Written exercise:
Answer with one number: the count of lines in the listing below that hold the word "Precipitation".

Given records:
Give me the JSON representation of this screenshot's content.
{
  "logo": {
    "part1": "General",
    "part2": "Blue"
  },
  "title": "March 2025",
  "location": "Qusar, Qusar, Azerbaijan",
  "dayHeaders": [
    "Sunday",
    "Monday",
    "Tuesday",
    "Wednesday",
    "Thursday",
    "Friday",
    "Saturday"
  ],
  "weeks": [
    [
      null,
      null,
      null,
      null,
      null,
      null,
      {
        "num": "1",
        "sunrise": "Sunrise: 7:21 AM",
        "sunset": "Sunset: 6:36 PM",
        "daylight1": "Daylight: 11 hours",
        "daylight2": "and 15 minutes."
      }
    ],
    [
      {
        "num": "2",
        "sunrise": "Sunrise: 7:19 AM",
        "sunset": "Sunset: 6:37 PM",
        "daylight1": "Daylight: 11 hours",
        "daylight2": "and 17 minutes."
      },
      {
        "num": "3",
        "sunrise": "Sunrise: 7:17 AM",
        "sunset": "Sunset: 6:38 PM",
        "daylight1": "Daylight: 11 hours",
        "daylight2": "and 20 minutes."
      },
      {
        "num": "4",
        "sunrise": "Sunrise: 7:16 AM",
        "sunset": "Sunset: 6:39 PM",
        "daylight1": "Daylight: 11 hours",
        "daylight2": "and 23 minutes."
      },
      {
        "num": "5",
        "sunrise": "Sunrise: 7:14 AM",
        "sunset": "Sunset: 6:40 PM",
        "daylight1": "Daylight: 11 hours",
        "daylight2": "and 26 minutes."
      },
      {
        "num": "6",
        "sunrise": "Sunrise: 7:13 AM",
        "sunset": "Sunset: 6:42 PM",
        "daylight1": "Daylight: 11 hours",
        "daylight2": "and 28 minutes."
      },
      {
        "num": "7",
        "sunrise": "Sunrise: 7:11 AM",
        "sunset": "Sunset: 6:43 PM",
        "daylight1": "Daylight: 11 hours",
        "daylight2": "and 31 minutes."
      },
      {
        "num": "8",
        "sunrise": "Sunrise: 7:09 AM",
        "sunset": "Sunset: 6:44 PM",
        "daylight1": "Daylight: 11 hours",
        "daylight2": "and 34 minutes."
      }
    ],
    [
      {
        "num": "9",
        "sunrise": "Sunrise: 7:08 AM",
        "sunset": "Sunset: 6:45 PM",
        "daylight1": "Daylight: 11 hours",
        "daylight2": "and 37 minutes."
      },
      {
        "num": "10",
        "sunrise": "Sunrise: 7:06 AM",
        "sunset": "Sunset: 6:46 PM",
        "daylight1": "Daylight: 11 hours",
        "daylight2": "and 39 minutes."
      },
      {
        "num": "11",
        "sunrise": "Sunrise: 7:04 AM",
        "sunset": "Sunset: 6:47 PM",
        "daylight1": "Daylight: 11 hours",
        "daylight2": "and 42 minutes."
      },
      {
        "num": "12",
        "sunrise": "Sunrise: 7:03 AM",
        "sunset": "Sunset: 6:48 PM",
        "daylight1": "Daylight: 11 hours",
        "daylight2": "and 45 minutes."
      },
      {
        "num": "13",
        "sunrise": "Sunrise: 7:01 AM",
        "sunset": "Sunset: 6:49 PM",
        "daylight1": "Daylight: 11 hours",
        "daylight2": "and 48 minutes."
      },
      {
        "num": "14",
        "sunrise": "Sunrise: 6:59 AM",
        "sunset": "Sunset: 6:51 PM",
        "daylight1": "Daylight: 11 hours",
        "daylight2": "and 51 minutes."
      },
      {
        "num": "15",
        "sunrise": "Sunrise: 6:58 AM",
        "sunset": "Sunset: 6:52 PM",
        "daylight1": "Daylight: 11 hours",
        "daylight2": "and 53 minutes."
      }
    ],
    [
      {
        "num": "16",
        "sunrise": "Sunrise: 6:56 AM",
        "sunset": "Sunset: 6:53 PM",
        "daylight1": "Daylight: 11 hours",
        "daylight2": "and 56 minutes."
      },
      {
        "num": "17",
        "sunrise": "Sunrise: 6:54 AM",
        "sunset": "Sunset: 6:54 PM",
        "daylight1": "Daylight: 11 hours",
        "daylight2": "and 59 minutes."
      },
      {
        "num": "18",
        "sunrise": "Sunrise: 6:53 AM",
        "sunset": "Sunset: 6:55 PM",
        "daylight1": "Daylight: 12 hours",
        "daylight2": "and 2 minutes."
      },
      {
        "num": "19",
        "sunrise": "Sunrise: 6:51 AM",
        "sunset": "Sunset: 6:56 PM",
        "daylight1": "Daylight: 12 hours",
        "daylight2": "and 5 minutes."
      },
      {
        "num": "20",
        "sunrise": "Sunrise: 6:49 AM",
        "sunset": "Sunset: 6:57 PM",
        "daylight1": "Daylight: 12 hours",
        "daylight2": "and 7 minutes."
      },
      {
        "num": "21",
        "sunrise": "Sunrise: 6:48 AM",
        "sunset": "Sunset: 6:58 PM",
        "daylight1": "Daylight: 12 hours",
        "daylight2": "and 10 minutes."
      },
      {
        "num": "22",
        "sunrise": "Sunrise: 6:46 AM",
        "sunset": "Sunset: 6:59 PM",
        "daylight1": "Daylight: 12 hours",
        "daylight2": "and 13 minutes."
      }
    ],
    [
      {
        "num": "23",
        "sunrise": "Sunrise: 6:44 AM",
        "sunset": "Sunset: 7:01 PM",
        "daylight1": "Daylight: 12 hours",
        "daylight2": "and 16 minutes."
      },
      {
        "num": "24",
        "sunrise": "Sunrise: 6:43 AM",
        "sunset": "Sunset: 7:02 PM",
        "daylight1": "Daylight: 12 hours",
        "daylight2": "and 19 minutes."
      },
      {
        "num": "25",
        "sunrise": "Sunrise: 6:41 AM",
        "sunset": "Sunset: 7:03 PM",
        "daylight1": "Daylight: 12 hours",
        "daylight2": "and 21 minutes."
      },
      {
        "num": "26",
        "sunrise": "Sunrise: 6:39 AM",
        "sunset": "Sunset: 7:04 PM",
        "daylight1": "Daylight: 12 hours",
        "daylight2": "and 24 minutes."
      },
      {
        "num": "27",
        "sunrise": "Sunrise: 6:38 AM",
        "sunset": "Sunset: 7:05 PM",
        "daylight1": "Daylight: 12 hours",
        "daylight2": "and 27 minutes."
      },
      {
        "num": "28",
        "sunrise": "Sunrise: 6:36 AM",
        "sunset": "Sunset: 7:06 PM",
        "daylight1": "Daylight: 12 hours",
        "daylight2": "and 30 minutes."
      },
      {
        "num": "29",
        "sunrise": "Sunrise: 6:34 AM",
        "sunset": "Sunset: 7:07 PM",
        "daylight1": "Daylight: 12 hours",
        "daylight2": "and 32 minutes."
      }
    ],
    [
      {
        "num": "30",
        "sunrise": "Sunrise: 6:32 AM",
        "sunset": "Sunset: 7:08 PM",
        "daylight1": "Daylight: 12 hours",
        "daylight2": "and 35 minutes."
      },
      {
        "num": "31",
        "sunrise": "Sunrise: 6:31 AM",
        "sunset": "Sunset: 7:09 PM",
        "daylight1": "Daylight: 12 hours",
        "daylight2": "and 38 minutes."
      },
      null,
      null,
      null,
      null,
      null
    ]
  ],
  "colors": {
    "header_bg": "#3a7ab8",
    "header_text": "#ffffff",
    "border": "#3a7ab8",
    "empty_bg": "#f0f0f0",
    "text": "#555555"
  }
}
...
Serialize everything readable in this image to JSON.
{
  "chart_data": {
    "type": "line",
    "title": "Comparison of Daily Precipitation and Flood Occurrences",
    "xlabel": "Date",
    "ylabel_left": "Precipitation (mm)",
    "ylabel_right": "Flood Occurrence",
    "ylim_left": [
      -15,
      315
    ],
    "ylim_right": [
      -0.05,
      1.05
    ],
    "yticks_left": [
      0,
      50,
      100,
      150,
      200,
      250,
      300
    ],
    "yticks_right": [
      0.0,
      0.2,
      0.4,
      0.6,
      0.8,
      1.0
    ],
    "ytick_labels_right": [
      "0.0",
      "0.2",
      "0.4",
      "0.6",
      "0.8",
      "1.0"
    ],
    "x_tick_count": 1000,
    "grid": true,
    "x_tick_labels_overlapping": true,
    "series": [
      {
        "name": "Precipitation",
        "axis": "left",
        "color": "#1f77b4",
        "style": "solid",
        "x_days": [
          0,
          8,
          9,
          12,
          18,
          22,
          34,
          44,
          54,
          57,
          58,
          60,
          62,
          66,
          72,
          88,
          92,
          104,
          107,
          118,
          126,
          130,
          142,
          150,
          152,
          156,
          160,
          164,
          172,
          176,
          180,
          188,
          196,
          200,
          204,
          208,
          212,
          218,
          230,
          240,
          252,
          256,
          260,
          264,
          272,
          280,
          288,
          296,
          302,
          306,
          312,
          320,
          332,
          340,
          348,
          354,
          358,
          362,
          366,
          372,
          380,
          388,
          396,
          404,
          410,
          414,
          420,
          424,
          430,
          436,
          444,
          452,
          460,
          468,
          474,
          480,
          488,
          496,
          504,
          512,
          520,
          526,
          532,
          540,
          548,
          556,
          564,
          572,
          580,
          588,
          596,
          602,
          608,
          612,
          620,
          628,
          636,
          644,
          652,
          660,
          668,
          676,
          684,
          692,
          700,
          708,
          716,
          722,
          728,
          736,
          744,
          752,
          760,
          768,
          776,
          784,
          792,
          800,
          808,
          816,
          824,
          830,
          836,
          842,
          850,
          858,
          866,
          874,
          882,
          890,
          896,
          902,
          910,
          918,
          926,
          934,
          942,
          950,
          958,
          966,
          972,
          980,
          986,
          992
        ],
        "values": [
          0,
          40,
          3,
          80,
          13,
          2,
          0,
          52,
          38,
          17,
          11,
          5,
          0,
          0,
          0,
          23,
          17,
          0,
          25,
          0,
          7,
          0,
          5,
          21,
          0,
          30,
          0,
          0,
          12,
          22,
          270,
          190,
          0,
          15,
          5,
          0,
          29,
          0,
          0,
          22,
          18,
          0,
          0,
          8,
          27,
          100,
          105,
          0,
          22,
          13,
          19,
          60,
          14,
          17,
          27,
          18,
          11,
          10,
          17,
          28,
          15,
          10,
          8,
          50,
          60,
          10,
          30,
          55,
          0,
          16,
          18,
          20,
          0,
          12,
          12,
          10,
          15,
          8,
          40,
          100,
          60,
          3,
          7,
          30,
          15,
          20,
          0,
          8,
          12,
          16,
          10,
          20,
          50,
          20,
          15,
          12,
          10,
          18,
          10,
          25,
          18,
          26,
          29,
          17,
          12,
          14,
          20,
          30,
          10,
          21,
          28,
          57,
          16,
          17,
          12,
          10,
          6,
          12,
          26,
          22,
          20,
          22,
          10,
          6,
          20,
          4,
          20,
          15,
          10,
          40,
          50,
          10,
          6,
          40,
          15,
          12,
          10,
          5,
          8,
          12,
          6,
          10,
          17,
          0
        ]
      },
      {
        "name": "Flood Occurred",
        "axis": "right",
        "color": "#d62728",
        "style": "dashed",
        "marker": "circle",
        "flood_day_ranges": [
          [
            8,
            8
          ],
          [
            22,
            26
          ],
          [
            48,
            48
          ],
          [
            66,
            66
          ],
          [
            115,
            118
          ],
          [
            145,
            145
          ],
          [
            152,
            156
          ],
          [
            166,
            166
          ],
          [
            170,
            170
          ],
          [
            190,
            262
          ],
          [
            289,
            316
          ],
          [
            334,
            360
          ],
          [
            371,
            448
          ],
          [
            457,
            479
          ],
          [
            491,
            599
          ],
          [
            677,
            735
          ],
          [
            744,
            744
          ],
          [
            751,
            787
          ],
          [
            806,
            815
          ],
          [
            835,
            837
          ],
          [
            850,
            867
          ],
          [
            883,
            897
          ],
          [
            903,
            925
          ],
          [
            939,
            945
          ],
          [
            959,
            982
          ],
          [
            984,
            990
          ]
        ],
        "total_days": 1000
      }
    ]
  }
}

Full output:
3